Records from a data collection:
────────────────────────────────────────

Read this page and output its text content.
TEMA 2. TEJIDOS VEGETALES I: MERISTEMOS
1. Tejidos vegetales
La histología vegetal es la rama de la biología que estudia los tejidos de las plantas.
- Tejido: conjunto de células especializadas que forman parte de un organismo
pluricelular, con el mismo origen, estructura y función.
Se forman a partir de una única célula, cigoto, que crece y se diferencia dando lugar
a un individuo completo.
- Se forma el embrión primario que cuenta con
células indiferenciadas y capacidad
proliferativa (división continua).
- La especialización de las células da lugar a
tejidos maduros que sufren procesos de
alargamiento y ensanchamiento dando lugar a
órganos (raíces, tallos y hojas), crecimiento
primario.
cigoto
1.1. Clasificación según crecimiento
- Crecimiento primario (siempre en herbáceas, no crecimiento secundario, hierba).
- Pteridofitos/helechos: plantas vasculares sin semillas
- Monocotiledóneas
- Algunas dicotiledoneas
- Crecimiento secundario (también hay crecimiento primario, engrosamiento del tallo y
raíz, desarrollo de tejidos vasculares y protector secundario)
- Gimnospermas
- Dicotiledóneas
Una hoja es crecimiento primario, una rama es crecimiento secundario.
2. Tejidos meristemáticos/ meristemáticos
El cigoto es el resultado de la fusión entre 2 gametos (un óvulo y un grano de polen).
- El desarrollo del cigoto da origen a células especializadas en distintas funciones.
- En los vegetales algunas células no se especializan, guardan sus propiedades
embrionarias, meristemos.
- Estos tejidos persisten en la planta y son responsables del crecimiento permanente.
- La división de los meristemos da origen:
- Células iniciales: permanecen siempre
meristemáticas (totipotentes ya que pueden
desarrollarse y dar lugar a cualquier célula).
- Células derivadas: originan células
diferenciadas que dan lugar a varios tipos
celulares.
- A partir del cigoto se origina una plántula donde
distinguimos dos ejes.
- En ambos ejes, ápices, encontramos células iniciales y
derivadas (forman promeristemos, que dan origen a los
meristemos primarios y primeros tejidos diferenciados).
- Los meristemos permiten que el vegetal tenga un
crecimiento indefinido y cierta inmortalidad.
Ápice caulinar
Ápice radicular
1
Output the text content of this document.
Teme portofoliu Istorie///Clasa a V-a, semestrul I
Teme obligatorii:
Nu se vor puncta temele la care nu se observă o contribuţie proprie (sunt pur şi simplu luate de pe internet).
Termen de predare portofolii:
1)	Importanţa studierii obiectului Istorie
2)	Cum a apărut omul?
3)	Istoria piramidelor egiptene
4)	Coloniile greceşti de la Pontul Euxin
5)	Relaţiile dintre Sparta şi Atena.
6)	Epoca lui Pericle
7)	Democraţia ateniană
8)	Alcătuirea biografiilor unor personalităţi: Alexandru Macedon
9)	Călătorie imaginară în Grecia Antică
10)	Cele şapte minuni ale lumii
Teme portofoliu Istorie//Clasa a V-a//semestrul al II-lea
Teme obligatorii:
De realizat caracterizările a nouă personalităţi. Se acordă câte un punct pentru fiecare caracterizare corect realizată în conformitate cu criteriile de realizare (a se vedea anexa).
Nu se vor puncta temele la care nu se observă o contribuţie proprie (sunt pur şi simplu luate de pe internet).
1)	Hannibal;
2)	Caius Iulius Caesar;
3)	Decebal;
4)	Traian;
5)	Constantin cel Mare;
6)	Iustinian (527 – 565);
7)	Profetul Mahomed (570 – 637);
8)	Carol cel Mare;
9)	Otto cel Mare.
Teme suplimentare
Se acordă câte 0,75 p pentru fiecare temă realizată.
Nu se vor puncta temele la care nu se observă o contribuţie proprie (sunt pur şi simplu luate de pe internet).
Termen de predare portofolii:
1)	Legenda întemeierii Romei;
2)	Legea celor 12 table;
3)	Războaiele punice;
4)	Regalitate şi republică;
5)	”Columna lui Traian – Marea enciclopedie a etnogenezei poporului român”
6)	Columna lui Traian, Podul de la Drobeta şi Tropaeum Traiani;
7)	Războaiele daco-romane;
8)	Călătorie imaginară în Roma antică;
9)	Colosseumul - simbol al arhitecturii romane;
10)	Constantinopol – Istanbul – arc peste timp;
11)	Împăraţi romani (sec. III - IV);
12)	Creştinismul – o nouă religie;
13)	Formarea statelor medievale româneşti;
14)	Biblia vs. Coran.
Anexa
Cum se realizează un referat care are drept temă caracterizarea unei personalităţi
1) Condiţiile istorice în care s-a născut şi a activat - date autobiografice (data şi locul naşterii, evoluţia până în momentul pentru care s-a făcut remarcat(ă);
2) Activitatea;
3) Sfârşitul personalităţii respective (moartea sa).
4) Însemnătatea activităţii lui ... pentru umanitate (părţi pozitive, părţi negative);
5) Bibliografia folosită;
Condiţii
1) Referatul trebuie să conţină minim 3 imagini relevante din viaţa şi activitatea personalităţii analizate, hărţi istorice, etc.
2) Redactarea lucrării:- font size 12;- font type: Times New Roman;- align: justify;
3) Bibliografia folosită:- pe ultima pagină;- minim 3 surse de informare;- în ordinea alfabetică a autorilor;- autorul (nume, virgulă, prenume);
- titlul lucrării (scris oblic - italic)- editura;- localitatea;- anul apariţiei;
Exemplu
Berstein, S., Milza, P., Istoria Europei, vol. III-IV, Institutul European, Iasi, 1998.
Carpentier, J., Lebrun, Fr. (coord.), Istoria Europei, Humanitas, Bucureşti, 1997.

────────────────────────────────────────

Select all lines in the listing above where the word "lugar" appears, and show them.

Se forman a partir de una única célula, cigoto, que crece y se diferencia dando lugar
- La especialización de las células da lugar a
alargamiento y ensanchamiento dando lugar a
desarrollarse y dar lugar a cualquier célula).
diferenciadas que dan lugar a varios tipos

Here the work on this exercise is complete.